Goal: List each line of the data in which the string "varphi" appears.

Raw records:

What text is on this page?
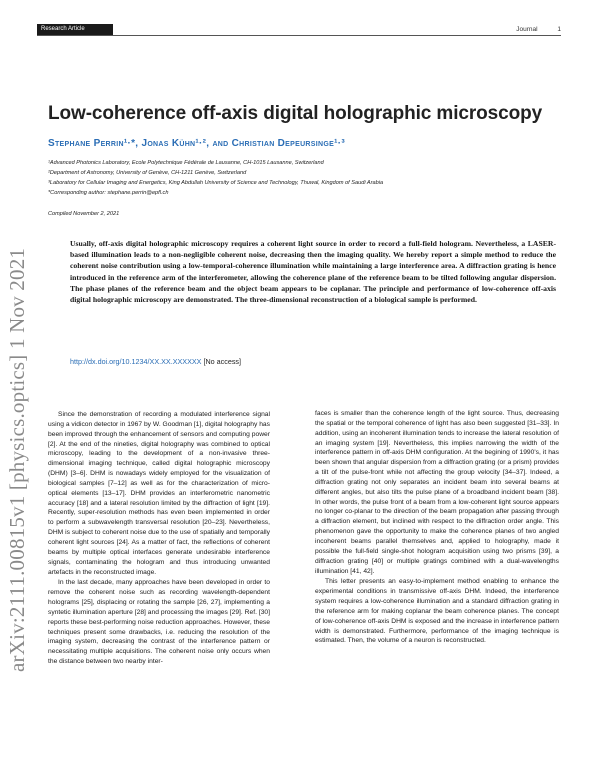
Research Article	Journal	1
arXiv:2111.00815v1 [physics.optics] 1 Nov 2021
Low-coherence off-axis digital holographic microscopy
Stephane Perrin¹·*, Jonas Kühn¹·², and Christian Depeursinge¹·³
¹Advanced Photonics Laboratory, Ecole Polytechnique Fédérale de Lausanne, CH-1015 Lausanne, Switzerland
²Department of Astronomy, University of Genève, CH-1211 Genève, Switzerland
³Laboratory for Cellular Imaging and Energetics, King Abdullah University of Science and Technology, Thuwal, Kingdom of Saudi Arabia
*Corresponding author: stephane.perrin@epfl.ch
Compiled November 2, 2021
Usually, off-axis digital holographic microscopy requires a coherent light source in order to record a full-field hologram. Nevertheless, a LASER-based illumination leads to a non-negligible coherent noise, decreasing then the imaging quality. We hereby report a simple method to reduce the coherent noise contribution using a low-temporal-coherence illumination while maintaining a large interference area. A diffraction grating is hence introduced in the reference arm of the interferometer, allowing the coherence plane of the reference beam to be tilted following angular dispersion. The phase planes of the reference beam and the object beam appears to be coplanar. The principle and performance of low-coherence off-axis digital holographic microscopy are demonstrated. The three-dimensional reconstruction of a biological sample is performed.
http://dx.doi.org/10.1234/XX.XX.XXXXXX [No access]

Since the demonstration of recording a modulated interference signal using a vidicon detector in 1967 by W. Goodman [1], digital holography has been improved through the enhancement of sensors and computing power [2]. At the end of the nineties, digital holography was combined to optical microscopy, leading to the development of a non-invasive three-dimensional imaging technique, called digital holographic microscopy (DHM) [3–6]. DHM is nowadays widely employed for the visualization of biological samples [7–12] as well as for the characterization of micro-optical elements [13–17]. DHM provides an interferometric nanometric accuracy [18] and a lateral resolution limited by the diffraction of light [19]. Recently, super-resolution methods has even been implemented in order to perform a subwavelength transversal resolution [20–23]. Nevertheless, DHM is subject to coherent noise due to the use of spatially and temporally coherent light sources [24]. As a matter of fact, the reflections of coherent beams by multiple optical interfaces generate undesirable interference signals, contaminating the hologram and thus introducing unwanted artefacts in the reconstructed image.

In the last decade, many approaches have been developed in order to remove the coherent noise such as recording wavelength-dependent holograms [25], displacing or rotating the sample [26, 27], implementing a syntetic illumination aperture [28] and processing the images [29]. Ref. [30] reports these best-performing noise reduction approaches. However, these techniques present some drawbacks, i.e. reducing the resolution of the imaging system, decreasing the contrast of the interference pattern or necessitating multiple acquisitions. The coherent noise only occurs when the distance between two nearby inter-

faces is smaller than the coherence length of the light source. Thus, decreasing the spatial or the temporal coherence of light has also been suggested [31–33]. In addition, using an incoherent illumination tends to increase the lateral resolution of an imaging system [19]. Nevertheless, this implies narrowing the width of the interference pattern in off-axis DHM configuration. At the begining of 1990's, it has been shown that angular dispersion from a diffraction grating (or a prism) provides a tilt of the pulse-front while not affecting the group velocity [34–37]. Indeed, a diffraction grating not only separates an incident beam into several beams at different angles, but also tilts the pulse plane of a broadband incident beam [38]. In other words, the pulse front of a beam from a low-coherent light source appears no longer co-planar to the direction of the beam propagation after passing through a diffraction element, but inclined with respect to the diffraction order angle. This phenomenon gave the opportunity to make the coherence planes of two angled incoherent beams parallel themselves and, applied to holography, made it possible the full-field single-shot hologram acquisition using two prisms [39], a diffraction grating [40] or multiple gratings combined with a dual-wavelengths illumination [41, 42].

This letter presents an easy-to-implement method enabling to enhance the experimental conditions in transmissive off-axis DHM. Indeed, the interference system requires a low-coherence illumination and a standard diffraction grating in the reference arm for making coplanar the beam coherence planes. The concept of low-coherence off-axis DHM is exposed and the increase in interference pattern width is demonstrated. Furthermore, performance of the imaging technique is estimated. Then, the volume of a neuron is reconstructed.
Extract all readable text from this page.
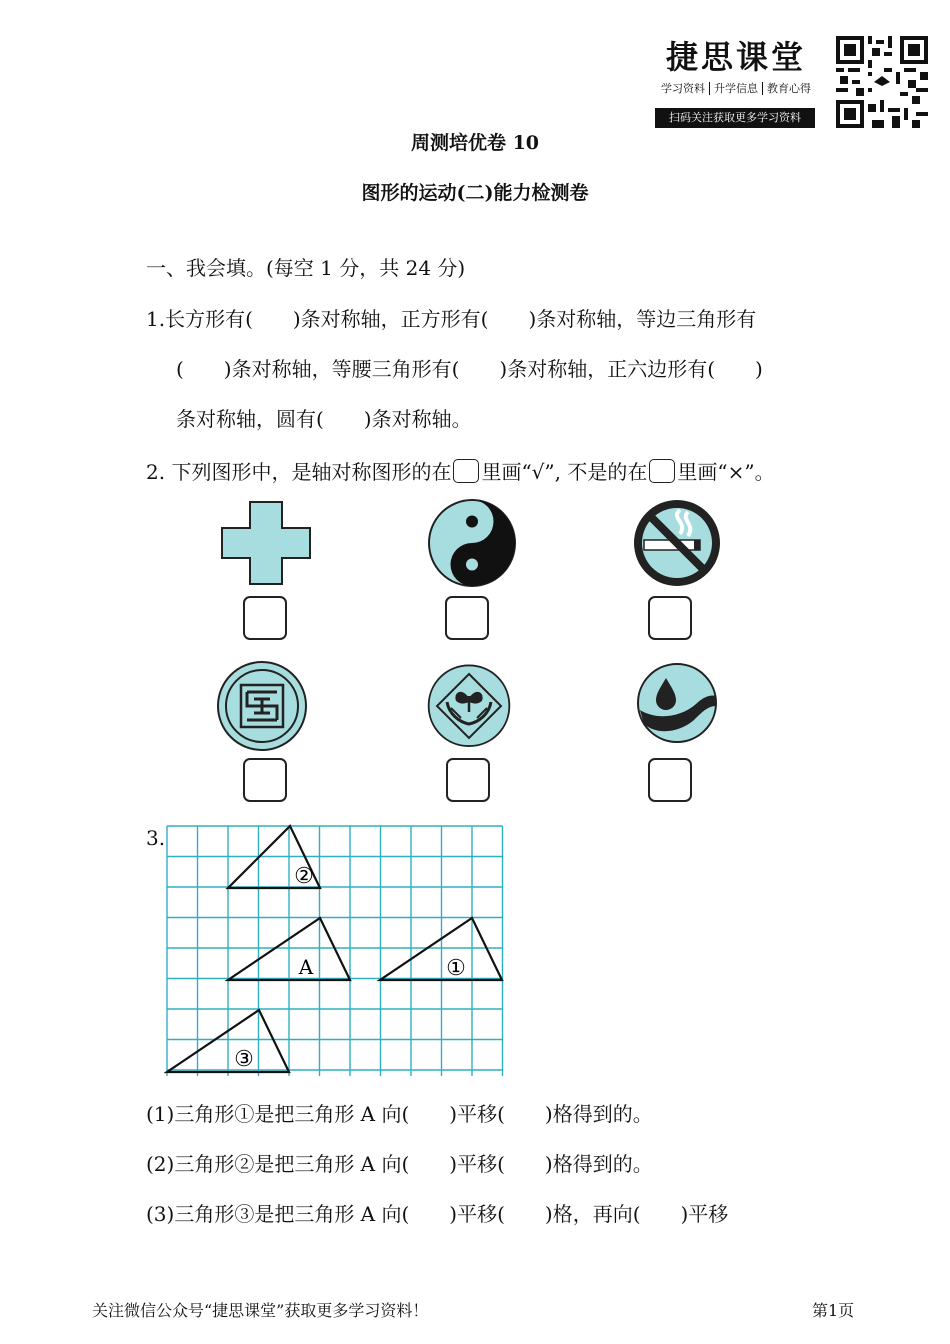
捷思课堂
学习资料 升学信息 教育心得
扫码关注获取更多学习资料
周测培优卷 10
图形的运动(二)能力检测卷
一、我会填。(每空 1 分，共 24 分)
1.长方形有(　　)条对称轴，正方形有(　　)条对称轴，等边三角形有
(　　)条对称轴，等腰三角形有(　　)条对称轴，正六边形有(　　)
条对称轴，圆有(　　)条对称轴。
2. 下列图形中，是轴对称图形的在 里画“√”, 不是的在 里画“×”。
3.
②
A	①
③
(1)三角形①是把三角形 A 向(　　)平移(　　)格得到的。
(2)三角形②是把三角形 A 向(　　)平移(　　)格得到的。
(3)三角形③是把三角形 A 向(　　)平移(　　)格，再向(　　)平移
关注微信公众号“捷思课堂”获取更多学习资料！	第1页
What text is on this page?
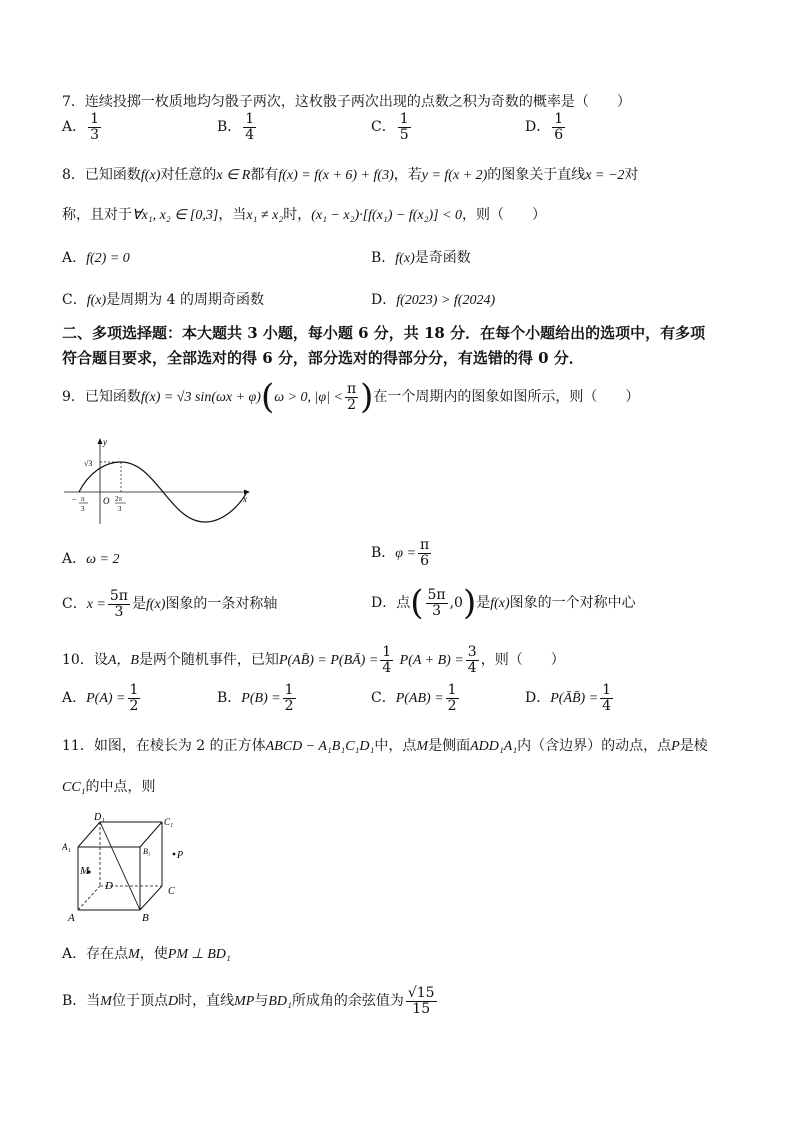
7．连续投掷一枚质地均匀骰子两次，这枚骰子两次出现的点数之积为奇数的概率是（　　）
A． $\frac{1}{3}$	B． $\frac{1}{4}$	C． $\frac{1}{5}$	D． $\frac{1}{6}$
8．已知函数f(x)对任意的x ∈ R都有f(x) = f(x + 6) + f(3)，若y = f(x + 2)的图象关于直线x = −2对
称，且对于∀x₁, x₂ ∈ [0,3]，当x₁ ≠ x₂时，(x₁ − x₂)·[f(x₁) − f(x₂)] < 0，则（　　）
A．f(2) = 0	B．f(x)是奇函数
C．f(x)是周期为 4 的周期奇函数	D．f(2023) > f(2024)
二、多项选择题：本大题共 3 小题，每小题 6 分，共 18 分．在每个小题给出的选项中，有多项
符合题目要求，全部选对的得 6 分，部分选对的得部分分，有选错的得 0 分．
9．已知函数f(x) = √3 sin(ωx + φ)(ω > 0, $|\varphi| < \frac{\pi}{2}$ )在一个周期内的图象如图所示，则（　　）
y
x
O
√3
− π
3
2π
3
A．ω = 2	B．$\varphi = \frac{\pi}{6}$
C．$x = \frac{5\pi}{3}$ 是f(x)图象的一条对称轴	D．点( $\frac{5\pi}{3} ,0$)是f(x)图象的一个对称中心
10．设A，B是两个随机事件，已知P(AB̄) = P(BĀ) = $\frac{1}{4} P(A + B) = \frac{3}{4}$ ，则（　　）
A．$P(A) = \frac{1}{2}$	B．$P(B) = \frac{1}{2}$	C．$P(AB) = \frac{1}{2}$	D．P(ĀB̄) = $\frac{1}{4}$
11．如图，在棱长为 2 的正方体ABCD − A₁B₁C₁D₁中，点M是侧面ADD₁A₁内（含边界）的动点，点P是棱
CC₁的中点，则
D₁	C₁
A₁	B₁
M
P
D	C
A	B
A．存在点M，使PM ⊥ BD₁
B．当M位于顶点D时，直线MP与BD₁所成角的余弦值为 $\frac{√15}{15}$
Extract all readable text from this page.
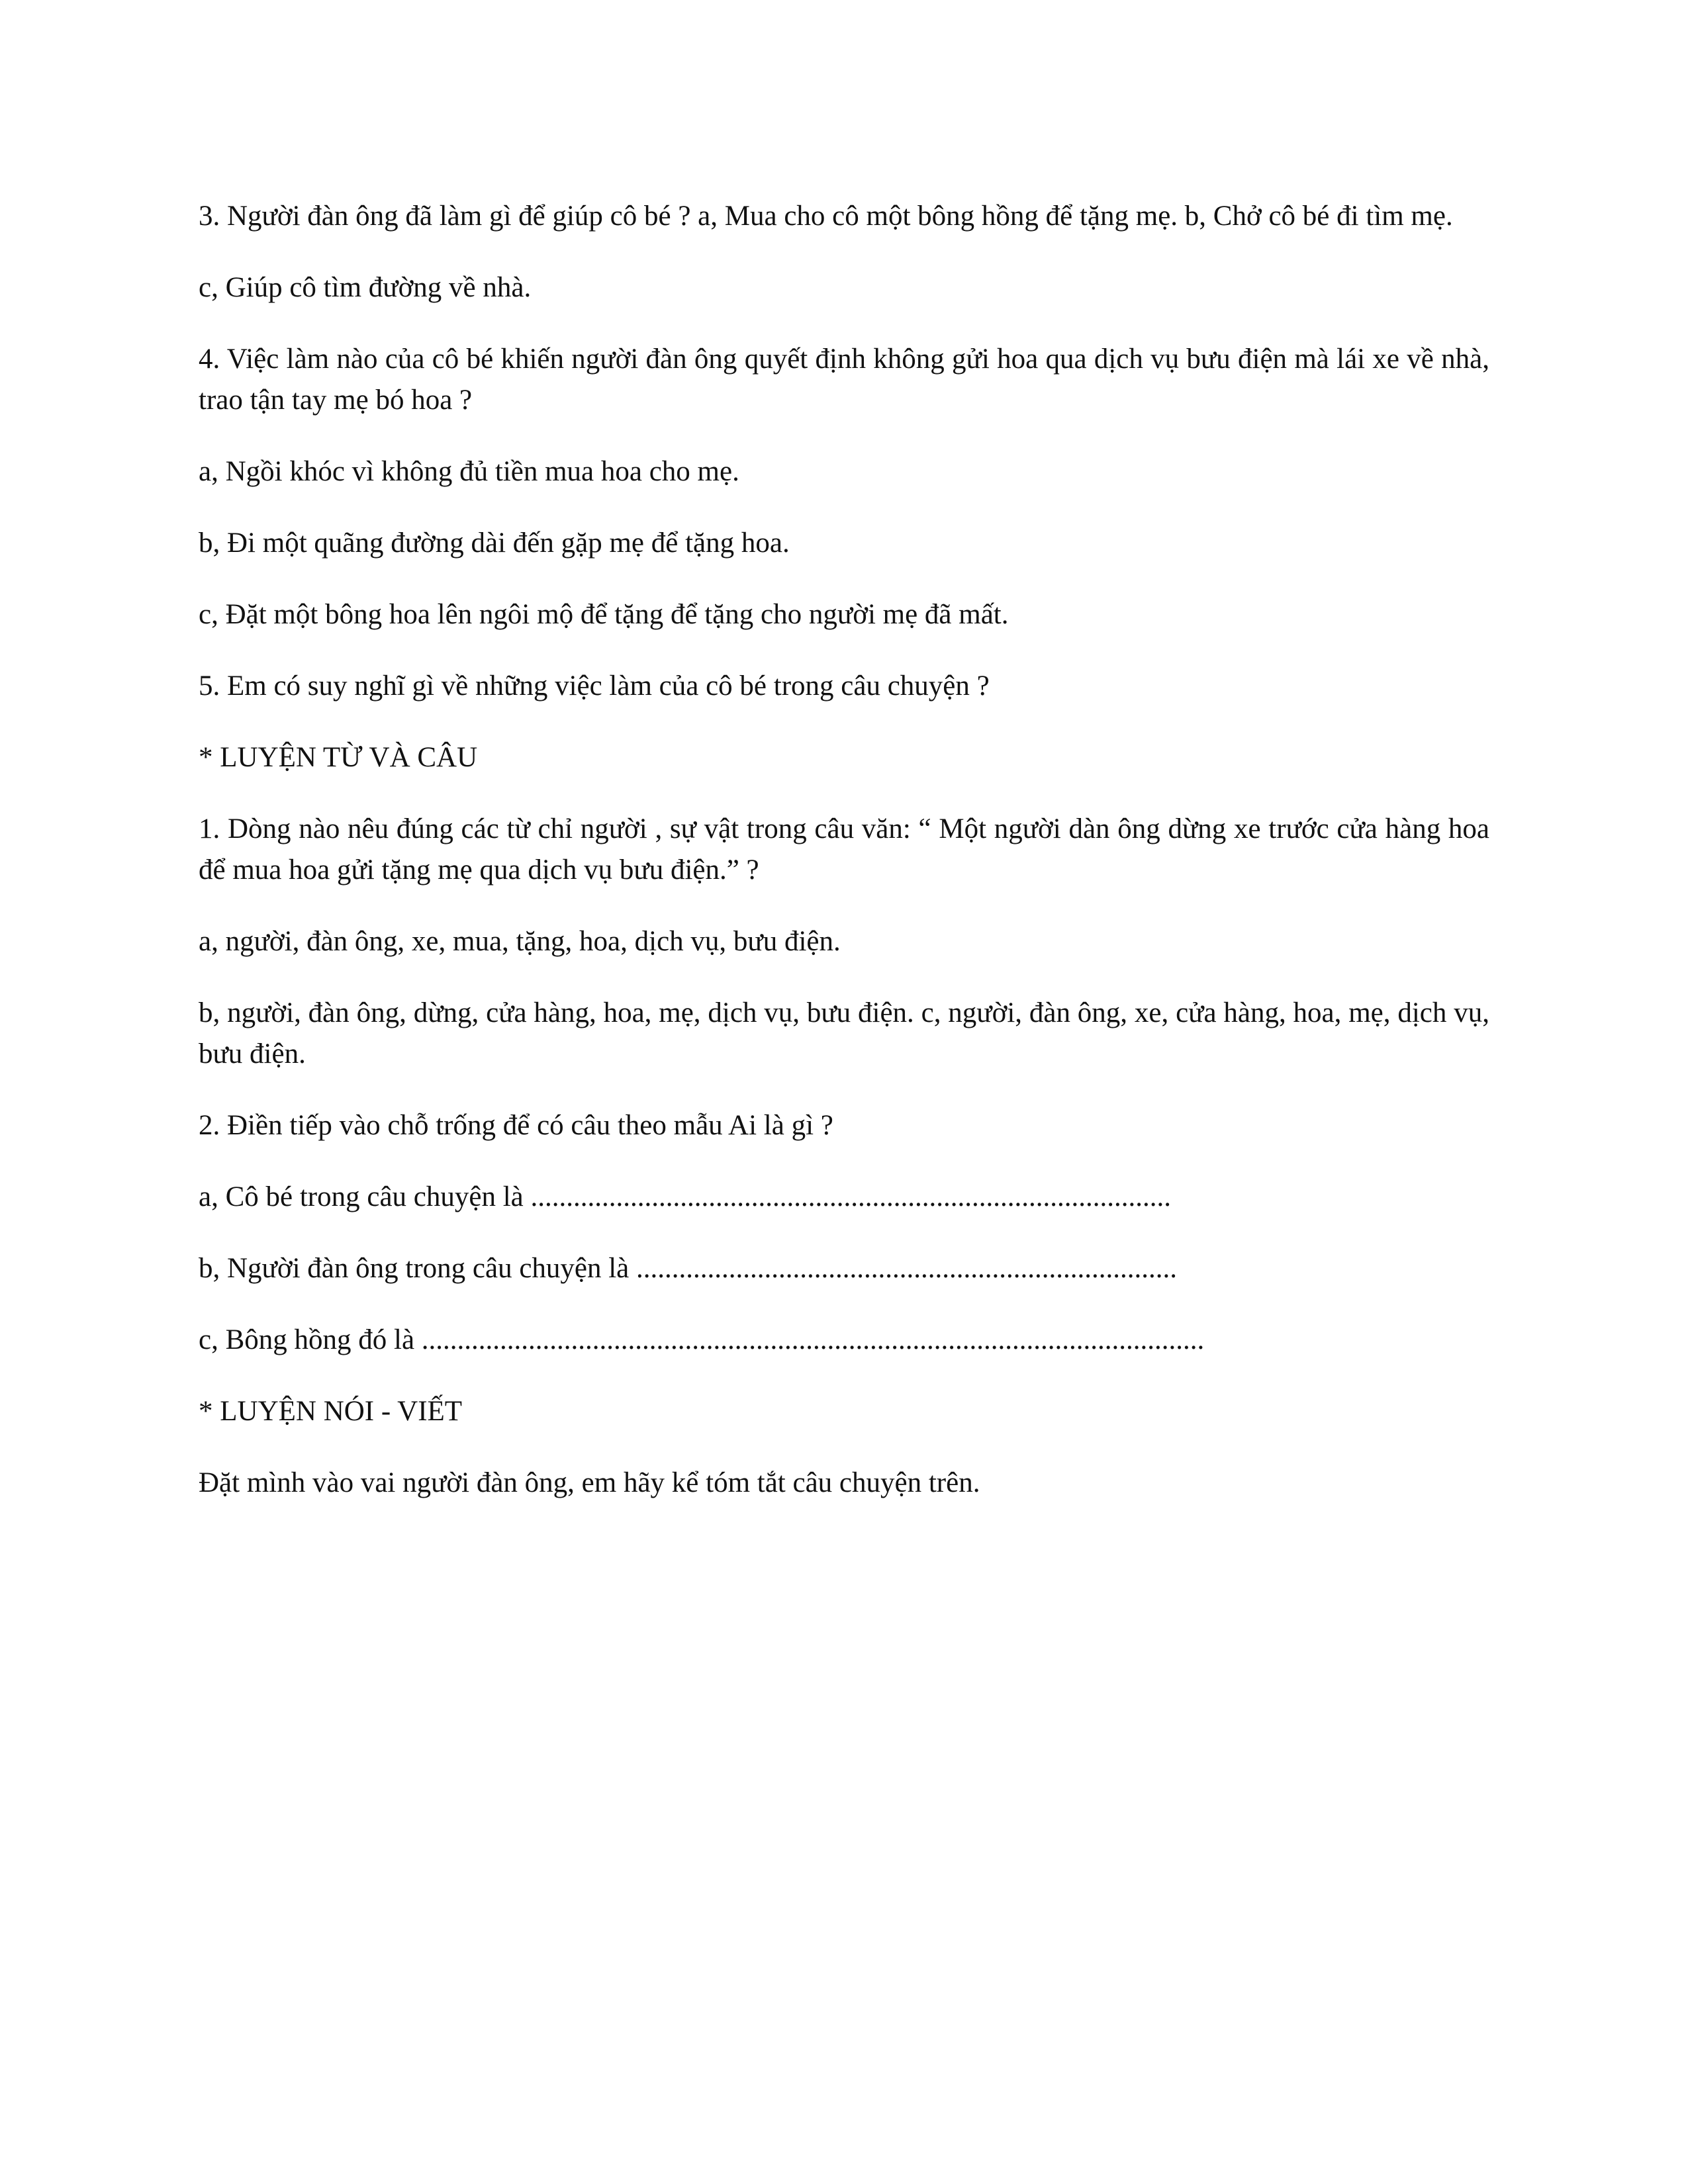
3. Người đàn ông đã làm gì để giúp cô bé ? a, Mua cho cô một bông hồng để tặng mẹ. b, Chở cô bé đi tìm mẹ.

c, Giúp cô tìm đường về nhà.

4. Việc làm nào của cô bé khiến người đàn ông quyết định không gửi hoa qua dịch vụ bưu điện mà lái xe về nhà, trao tận tay mẹ bó hoa ?

a, Ngồi khóc vì không đủ tiền mua hoa cho mẹ.

b, Đi một quãng đường dài đến gặp mẹ để tặng hoa.

c, Đặt một bông hoa lên ngôi mộ để tặng để tặng cho người mẹ đã mất.

5. Em có suy nghĩ gì về những việc làm của cô bé trong câu chuyện ?

* LUYỆN TỪ VÀ CÂU

1. Dòng nào nêu đúng các từ chỉ người , sự vật trong câu văn: “ Một người dàn ông dừng xe trước cửa hàng hoa để mua hoa gửi tặng mẹ qua dịch vụ bưu điện.” ?

a, người, đàn ông, xe, mua, tặng, hoa, dịch vụ, bưu điện.

b, người, đàn ông, dừng, cửa hàng, hoa, mẹ, dịch vụ, bưu điện. c, người, đàn ông, xe, cửa hàng, hoa, mẹ, dịch vụ, bưu điện.

2. Điền tiếp vào chỗ trống để có câu theo mẫu Ai là gì ?

a, Cô bé trong câu chuyện là ..........................................................................................

b, Người đàn ông trong câu chuyện là ............................................................................

c, Bông hồng đó là ..............................................................................................................

* LUYỆN NÓI - VIẾT

Đặt mình vào vai người đàn ông, em hãy kể tóm tắt câu chuyện trên.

Written answer:
9．已知函数f(x) = √3 sin(ωx + φ)(ω > 0, $|\varphi| < \frac{\pi}{2}$ )在一个周期内的图象如图所示，则（　　）
A．ω = 2	B．$\varphi = \frac{\pi}{6}$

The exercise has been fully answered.